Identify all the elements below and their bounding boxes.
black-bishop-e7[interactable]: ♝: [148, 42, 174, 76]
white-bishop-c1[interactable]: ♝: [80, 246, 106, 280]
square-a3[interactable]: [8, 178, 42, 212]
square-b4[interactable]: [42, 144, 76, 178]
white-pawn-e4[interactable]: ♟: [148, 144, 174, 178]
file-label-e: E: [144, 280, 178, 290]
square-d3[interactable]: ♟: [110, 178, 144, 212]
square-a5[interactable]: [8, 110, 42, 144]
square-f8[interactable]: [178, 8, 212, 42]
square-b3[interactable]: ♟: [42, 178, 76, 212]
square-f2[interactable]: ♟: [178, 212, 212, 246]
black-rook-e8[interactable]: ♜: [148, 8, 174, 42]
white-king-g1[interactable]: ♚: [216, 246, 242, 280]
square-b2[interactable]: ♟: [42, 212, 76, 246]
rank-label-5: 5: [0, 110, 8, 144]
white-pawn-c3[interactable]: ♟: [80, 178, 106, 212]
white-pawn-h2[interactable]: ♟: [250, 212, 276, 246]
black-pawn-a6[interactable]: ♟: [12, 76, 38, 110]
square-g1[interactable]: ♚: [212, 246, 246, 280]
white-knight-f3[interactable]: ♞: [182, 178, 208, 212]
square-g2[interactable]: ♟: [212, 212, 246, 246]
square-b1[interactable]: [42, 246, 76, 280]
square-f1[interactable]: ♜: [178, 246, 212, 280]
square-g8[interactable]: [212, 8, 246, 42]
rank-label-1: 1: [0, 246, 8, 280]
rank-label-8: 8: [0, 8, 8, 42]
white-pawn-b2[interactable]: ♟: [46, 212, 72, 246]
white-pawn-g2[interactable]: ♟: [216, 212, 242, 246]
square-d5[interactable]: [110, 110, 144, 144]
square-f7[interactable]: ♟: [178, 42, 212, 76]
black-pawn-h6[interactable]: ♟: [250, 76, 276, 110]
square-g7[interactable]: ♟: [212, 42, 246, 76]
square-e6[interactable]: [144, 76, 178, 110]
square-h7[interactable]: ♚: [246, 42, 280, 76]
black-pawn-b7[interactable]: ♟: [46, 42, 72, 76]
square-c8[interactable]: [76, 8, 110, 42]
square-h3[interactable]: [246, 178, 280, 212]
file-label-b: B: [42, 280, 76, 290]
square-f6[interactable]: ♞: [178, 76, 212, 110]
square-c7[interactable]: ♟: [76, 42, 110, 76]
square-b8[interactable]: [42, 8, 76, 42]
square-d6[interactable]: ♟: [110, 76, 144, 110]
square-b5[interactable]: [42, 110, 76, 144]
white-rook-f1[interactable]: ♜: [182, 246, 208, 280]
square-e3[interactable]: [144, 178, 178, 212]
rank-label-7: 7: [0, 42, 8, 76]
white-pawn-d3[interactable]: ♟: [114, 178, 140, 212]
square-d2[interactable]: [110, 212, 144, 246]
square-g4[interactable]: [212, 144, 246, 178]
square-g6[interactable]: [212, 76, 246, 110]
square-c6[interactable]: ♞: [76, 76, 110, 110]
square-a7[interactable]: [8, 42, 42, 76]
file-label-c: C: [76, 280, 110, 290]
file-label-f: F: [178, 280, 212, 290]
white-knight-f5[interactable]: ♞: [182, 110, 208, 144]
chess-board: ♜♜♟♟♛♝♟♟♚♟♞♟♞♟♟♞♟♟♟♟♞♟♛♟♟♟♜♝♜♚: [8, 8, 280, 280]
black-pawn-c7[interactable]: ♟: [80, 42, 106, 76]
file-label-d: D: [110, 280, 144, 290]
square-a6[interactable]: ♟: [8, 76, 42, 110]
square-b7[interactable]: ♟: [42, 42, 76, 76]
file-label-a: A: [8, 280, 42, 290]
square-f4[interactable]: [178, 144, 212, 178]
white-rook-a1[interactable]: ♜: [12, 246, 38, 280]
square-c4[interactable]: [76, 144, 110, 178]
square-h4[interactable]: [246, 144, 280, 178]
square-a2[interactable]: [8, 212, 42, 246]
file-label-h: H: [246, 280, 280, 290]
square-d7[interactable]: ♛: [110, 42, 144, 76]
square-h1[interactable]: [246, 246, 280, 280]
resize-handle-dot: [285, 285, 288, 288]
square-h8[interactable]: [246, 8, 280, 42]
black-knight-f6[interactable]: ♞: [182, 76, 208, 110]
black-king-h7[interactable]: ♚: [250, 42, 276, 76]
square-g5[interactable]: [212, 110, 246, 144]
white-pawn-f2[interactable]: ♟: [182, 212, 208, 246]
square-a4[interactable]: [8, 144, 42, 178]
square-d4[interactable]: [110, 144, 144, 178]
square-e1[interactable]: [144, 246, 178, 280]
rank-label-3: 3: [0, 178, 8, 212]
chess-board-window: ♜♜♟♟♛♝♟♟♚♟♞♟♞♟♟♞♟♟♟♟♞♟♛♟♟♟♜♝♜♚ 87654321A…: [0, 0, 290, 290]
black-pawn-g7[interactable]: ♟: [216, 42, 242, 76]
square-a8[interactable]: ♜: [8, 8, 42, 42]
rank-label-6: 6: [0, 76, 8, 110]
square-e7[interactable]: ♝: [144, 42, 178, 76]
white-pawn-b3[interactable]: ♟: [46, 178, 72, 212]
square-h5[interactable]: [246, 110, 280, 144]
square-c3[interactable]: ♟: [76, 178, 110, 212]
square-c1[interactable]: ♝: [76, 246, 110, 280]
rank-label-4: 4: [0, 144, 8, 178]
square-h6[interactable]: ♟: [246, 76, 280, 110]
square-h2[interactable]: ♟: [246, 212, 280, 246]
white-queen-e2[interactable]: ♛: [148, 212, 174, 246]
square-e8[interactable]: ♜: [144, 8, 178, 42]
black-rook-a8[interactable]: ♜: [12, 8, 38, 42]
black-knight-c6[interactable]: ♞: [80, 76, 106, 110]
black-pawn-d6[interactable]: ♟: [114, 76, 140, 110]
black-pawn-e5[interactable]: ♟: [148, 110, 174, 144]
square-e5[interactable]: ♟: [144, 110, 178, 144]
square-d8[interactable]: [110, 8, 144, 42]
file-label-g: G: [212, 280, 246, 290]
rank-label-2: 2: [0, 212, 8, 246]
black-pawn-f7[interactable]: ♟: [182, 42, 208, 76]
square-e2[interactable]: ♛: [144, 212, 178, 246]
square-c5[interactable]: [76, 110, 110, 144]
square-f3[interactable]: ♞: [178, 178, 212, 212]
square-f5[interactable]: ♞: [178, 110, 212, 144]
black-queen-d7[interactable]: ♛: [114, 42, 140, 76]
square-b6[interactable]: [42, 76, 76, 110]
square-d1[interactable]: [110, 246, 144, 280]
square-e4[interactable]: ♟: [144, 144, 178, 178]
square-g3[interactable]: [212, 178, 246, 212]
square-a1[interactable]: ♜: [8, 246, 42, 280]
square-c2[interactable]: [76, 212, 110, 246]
--------------------------------
[Given task] Format every line of the entries above as a JSON list of strings, one string per line, omitting blank lines.

[Solution for this problem]
[
  "Identify all the elements below and their bounding boxes.",
  "black-bishop-e7[interactable]: ♝: [148, 42, 174, 76]",
  "white-bishop-c1[interactable]: ♝: [80, 246, 106, 280]",
  "square-a3[interactable]: [8, 178, 42, 212]",
  "square-b4[interactable]: [42, 144, 76, 178]",
  "white-pawn-e4[interactable]: ♟: [148, 144, 174, 178]",
  "file-label-e: E: [144, 280, 178, 290]",
  "square-d3[interactable]: ♟: [110, 178, 144, 212]",
  "square-a5[interactable]: [8, 110, 42, 144]",
  "square-f8[interactable]: [178, 8, 212, 42]",
  "square-b3[interactable]: ♟: [42, 178, 76, 212]",
  "square-f2[interactable]: ♟: [178, 212, 212, 246]",
  "black-rook-e8[interactable]: ♜: [148, 8, 174, 42]",
  "white-king-g1[interactable]: ♚: [216, 246, 242, 280]",
  "square-b2[interactable]: ♟: [42, 212, 76, 246]",
  "rank-label-5: 5: [0, 110, 8, 144]",
  "white-pawn-c3[interactable]: ♟: [80, 178, 106, 212]",
  "white-pawn-h2[interactable]: ♟: [250, 212, 276, 246]",
  "black-pawn-a6[interactable]: ♟: [12, 76, 38, 110]",
  "square-g1[interactable]: ♚: [212, 246, 246, 280]",
  "white-knight-f3[interactable]: ♞: [182, 178, 208, 212]",
  "square-g2[interactable]: ♟: [212, 212, 246, 246]",
  "square-b1[interactable]: [42, 246, 76, 280]",
  "square-f1[interactable]: ♜: [178, 246, 212, 280]",
  "square-g8[interactable]: [212, 8, 246, 42]",
  "rank-label-1: 1: [0, 246, 8, 280]",
  "rank-label-8: 8: [0, 8, 8, 42]",
  "white-pawn-b2[interactable]: ♟: [46, 212, 72, 246]",
  "white-pawn-g2[interactable]: ♟: [216, 212, 242, 246]",
  "square-d5[interactable]: [110, 110, 144, 144]",
  "square-f7[interactable]: ♟: [178, 42, 212, 76]",
  "black-pawn-h6[interactable]: ♟: [250, 76, 276, 110]",
  "square-g7[interactable]: ♟: [212, 42, 246, 76]",
  "square-e6[interactable]: [144, 76, 178, 110]",
  "square-h7[interactable]: ♚: [246, 42, 280, 76]",
  "black-pawn-b7[interactable]: ♟: [46, 42, 72, 76]",
  "square-c8[interactable]: [76, 8, 110, 42]",
  "square-h3[interactable]: [246, 178, 280, 212]",
  "file-label-b: B: [42, 280, 76, 290]",
  "square-f6[interactable]: ♞: [178, 76, 212, 110]",
  "square-c7[interactable]: ♟: [76, 42, 110, 76]",
  "square-b8[interactable]: [42, 8, 76, 42]",
  "square-d6[interactable]: ♟: [110, 76, 144, 110]",
  "square-b5[interactable]: [42, 110, 76, 144]",
  "white-rook-f1[interactable]: ♜: [182, 246, 208, 280]",
  "square-e3[interactable]: [144, 178, 178, 212]",
  "rank-label-7: 7: [0, 42, 8, 76]",
  "white-pawn-d3[interactable]: ♟: [114, 178, 140, 212]",
  "square-d2[interactable]: [110, 212, 144, 246]",
  "square-g4[interactable]: [212, 144, 246, 178]",
  "square-g6[interactable]: [212, 76, 246, 110]",
  "square-c6[interactable]: ♞: [76, 76, 110, 110]",
  "square-a7[interactable]: [8, 42, 42, 76]",
  "file-label-c: C: [76, 280, 110, 290]",
  "file-label-f: F: [178, 280, 212, 290]",
  "white-knight-f5[interactable]: ♞: [182, 110, 208, 144]",
  "chess-board: ♜♜♟♟♛♝♟♟♚♟♞♟♞♟♟♞♟♟♟♟♞♟♛♟♟♟♜♝♜♚: [8, 8, 280, 280]",
  "black-pawn-c7[interactable]: ♟: [80, 42, 106, 76]",
  "file-label-d: D: [110, 280, 144, 290]",
  "square-a6[interactable]: ♟: [8, 76, 42, 110]",
  "square-b7[interactable]: ♟: [42, 42, 76, 76]",
  "file-label-a: A: [8, 280, 42, 290]",
  "square-f4[interactable]: [178, 144, 212, 178]",
  "white-rook-a1[interactable]: ♜: [12, 246, 38, 280]",
  "square-c4[interactable]: [76, 144, 110, 178]",
  "square-h4[interactable]: [246, 144, 280, 178]",
  "square-a2[interactable]: [8, 212, 42, 246]",
  "file-label-h: H: [246, 280, 280, 290]",
  "square-d7[interactable]: ♛: [110, 42, 144, 76]",
  "square-h1[interactable]: [246, 246, 280, 280]",
  "resize-handle-dot: [285, 285, 288, 288]",
  "square-h8[interactable]: [246, 8, 280, 42]",
  "black-knight-f6[interactable]: ♞: [182, 76, 208, 110]",
  "black-king-h7[interactable]: ♚: [250, 42, 276, 76]",
  "square-g5[interactable]: [212, 110, 246, 144]",
  "white-pawn-f2[interactable]: ♟: [182, 212, 208, 246]",
  "square-a4[interactable]: [8, 144, 42, 178]",
  "square-d4[interactable]: [110, 144, 144, 178]",
  "square-e1[interactable]: [144, 246, 178, 280]",
  "rank-label-3: 3: [0, 178, 8, 212]",
  "chess-board-window: ♜♜♟♟♛♝♟♟♚♟♞♟♞♟♟♞♟♟♟♟♞♟♛♟♟♟♜♝♜♚ 87654321A…: [0, 0, 290, 290]",
  "black-pawn-g7[interactable]: ♟: [216, 42, 242, 76]",
  "square-a8[interactable]: ♜: [8, 8, 42, 42]",
  "rank-label-6: 6: [0, 76, 8, 110]",
  "square-e7[interactable]: ♝: [144, 42, 178, 76]",
  "white-pawn-b3[interactable]: ♟: [46, 178, 72, 212]",
  "square-h5[interactable]: [246, 110, 280, 144]",
  "square-c3[interactable]: ♟: [76, 178, 110, 212]",
  "square-c1[interactable]: ♝: [76, 246, 110, 280]",
  "rank-label-4: 4: [0, 144, 8, 178]",
  "square-h6[interactable]: ♟: [246, 76, 280, 110]",
  "square-h2[interactable]: ♟: [246, 212, 280, 246]",
  "white-queen-e2[interactable]: ♛: [148, 212, 174, 246]",
  "square-e8[interactable]: ♜: [144, 8, 178, 42]",
  "black-rook-a8[interactable]: ♜: [12, 8, 38, 42]",
  "black-knight-c6[interactable]: ♞: [80, 76, 106, 110]",
  "black-pawn-d6[interactable]: ♟: [114, 76, 140, 110]",
  "black-pawn-e5[interactable]: ♟: [148, 110, 174, 144]",
  "square-e5[interactable]: ♟: [144, 110, 178, 144]",
  "square-d8[interactable]: [110, 8, 144, 42]",
  "file-label-g: G: [212, 280, 246, 290]",
  "rank-label-2: 2: [0, 212, 8, 246]",
  "black-pawn-f7[interactable]: ♟: [182, 42, 208, 76]",
  "square-e2[interactable]: ♛: [144, 212, 178, 246]",
  "square-c5[interactable]: [76, 110, 110, 144]",
  "square-f3[interactable]: ♞: [178, 178, 212, 212]",
  "square-f5[interactable]: ♞: [178, 110, 212, 144]",
  "black-queen-d7[interactable]: ♛: [114, 42, 140, 76]",
  "square-b6[interactable]: [42, 76, 76, 110]",
  "square-d1[interactable]: [110, 246, 144, 280]",
  "square-e4[interactable]: ♟: [144, 144, 178, 178]",
  "square-g3[interactable]: [212, 178, 246, 212]",
  "square-a1[interactable]: ♜: [8, 246, 42, 280]",
  "square-c2[interactable]: [76, 212, 110, 246]"
]